### [To be done]
Leave out the pictures and repeat the rest of the material exactly.

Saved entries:
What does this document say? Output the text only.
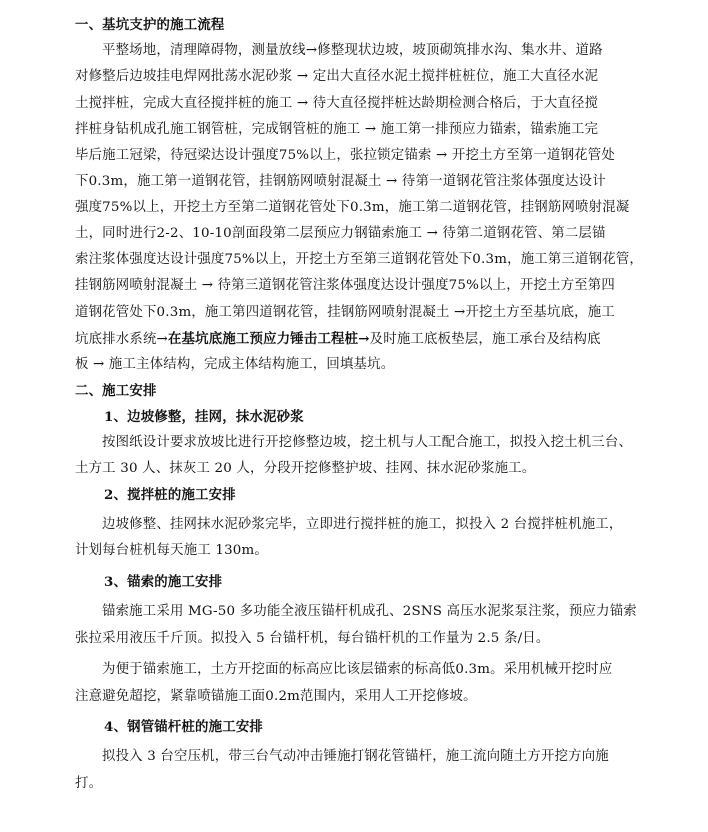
一、基坑支护的施工流程
平整场地，清理障碍物，测量放线→修整现状边坡，坡顶砌筑排水沟、集水井、道路
对修整后边坡挂电焊网批荡水泥砂浆 → 定出大直径水泥土搅拌桩桩位，施工大直径水泥
土搅拌桩，完成大直径搅拌桩的施工 → 待大直径搅拌桩达龄期检测合格后，于大直径搅
拌桩身钻机成孔施工钢管桩，完成钢管桩的施工 → 施工第一排预应力锚索，锚索施工完
毕后施工冠梁，待冠梁达设计强度75%以上，张拉锁定锚索 → 开挖土方至第一道钢花管处
下0.3m，施工第一道钢花管，挂钢筋网喷射混凝土 → 待第一道钢花管注浆体强度达设计
强度75%以上，开挖土方至第二道钢花管处下0.3m，施工第二道钢花管，挂钢筋网喷射混凝
土，同时进行2-2、10-10剖面段第二层预应力钢锚索施工 → 待第二道钢花管、第二层锚
索注浆体强度达设计强度75%以上，开挖土方至第三道钢花管处下0.3m，施工第三道钢花管，
挂钢筋网喷射混凝土 → 待第三道钢花管注浆体强度达设计强度75%以上，开挖土方至第四
道钢花管处下0.3m，施工第四道钢花管，挂钢筋网喷射混凝土 →开挖土方至基坑底，施工
坑底排水系统→在基坑底施工预应力锤击工程桩→及时施工底板垫层，施工承台及结构底
板 → 施工主体结构，完成主体结构施工，回填基坑。
二、施工安排
1、边坡修整，挂网，抹水泥砂浆
按图纸设计要求放坡比进行开挖修整边坡，挖土机与人工配合施工，拟投入挖土机三台、
土方工 30 人、抹灰工 20 人，分段开挖修整护坡、挂网、抹水泥砂浆施工。
2、搅拌桩的施工安排
边坡修整、挂网抹水泥砂浆完毕，立即进行搅拌桩的施工，拟投入 2 台搅拌桩机施工，
计划每台桩机每天施工 130m。
3、锚索的施工安排
锚索施工采用 MG-50 多功能全液压锚杆机成孔、2SNS 高压水泥浆泵注浆，预应力锚索
张拉采用液压千斤顶。拟投入 5 台锚杆机，每台锚杆机的工作量为 2.5 条/日。
为便于锚索施工，土方开挖面的标高应比该层锚索的标高低0.3m。采用机械开挖时应
注意避免超挖，紧靠喷锚施工面0.2m范围内，采用人工开挖修坡。
4、钢管锚杆桩的施工安排
拟投入 3 台空压机，带三台气动冲击锤施打钢花管锚杆，施工流向随土方开挖方向施
打。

### [Answer to the exercise]
What does this document say? Output the text only.
一、基坑支护的施工流程
平整场地，清理障碍物，测量放线→修整现状边坡，坡顶砌筑排水沟、集水井、道路
对修整后边坡挂电焊网批荡水泥砂浆 → 定出大直径水泥土搅拌桩桩位，施工大直径水泥
土搅拌桩，完成大直径搅拌桩的施工 → 待大直径搅拌桩达龄期检测合格后，于大直径搅
拌桩身钻机成孔施工钢管桩，完成钢管桩的施工 → 施工第一排预应力锚索，锚索施工完
毕后施工冠梁，待冠梁达设计强度75%以上，张拉锁定锚索 → 开挖土方至第一道钢花管处
下0.3m，施工第一道钢花管，挂钢筋网喷射混凝土 → 待第一道钢花管注浆体强度达设计
强度75%以上，开挖土方至第二道钢花管处下0.3m，施工第二道钢花管，挂钢筋网喷射混凝
土，同时进行2-2、10-10剖面段第二层预应力钢锚索施工 → 待第二道钢花管、第二层锚
索注浆体强度达设计强度75%以上，开挖土方至第三道钢花管处下0.3m，施工第三道钢花管，
挂钢筋网喷射混凝土 → 待第三道钢花管注浆体强度达设计强度75%以上，开挖土方至第四
道钢花管处下0.3m，施工第四道钢花管，挂钢筋网喷射混凝土 →开挖土方至基坑底，施工
坑底排水系统→在基坑底施工预应力锤击工程桩→及时施工底板垫层，施工承台及结构底
板 → 施工主体结构，完成主体结构施工，回填基坑。
二、施工安排
1、边坡修整，挂网，抹水泥砂浆
按图纸设计要求放坡比进行开挖修整边坡，挖土机与人工配合施工，拟投入挖土机三台、
土方工 30 人、抹灰工 20 人，分段开挖修整护坡、挂网、抹水泥砂浆施工。
2、搅拌桩的施工安排
边坡修整、挂网抹水泥砂浆完毕，立即进行搅拌桩的施工，拟投入 2 台搅拌桩机施工，
计划每台桩机每天施工 130m。
3、锚索的施工安排
锚索施工采用 MG-50 多功能全液压锚杆机成孔、2SNS 高压水泥浆泵注浆，预应力锚索
张拉采用液压千斤顶。拟投入 5 台锚杆机，每台锚杆机的工作量为 2.5 条/日。
为便于锚索施工，土方开挖面的标高应比该层锚索的标高低0.3m。采用机械开挖时应
注意避免超挖，紧靠喷锚施工面0.2m范围内，采用人工开挖修坡。
4、钢管锚杆桩的施工安排
拟投入 3 台空压机，带三台气动冲击锤施打钢花管锚杆，施工流向随土方开挖方向施
打。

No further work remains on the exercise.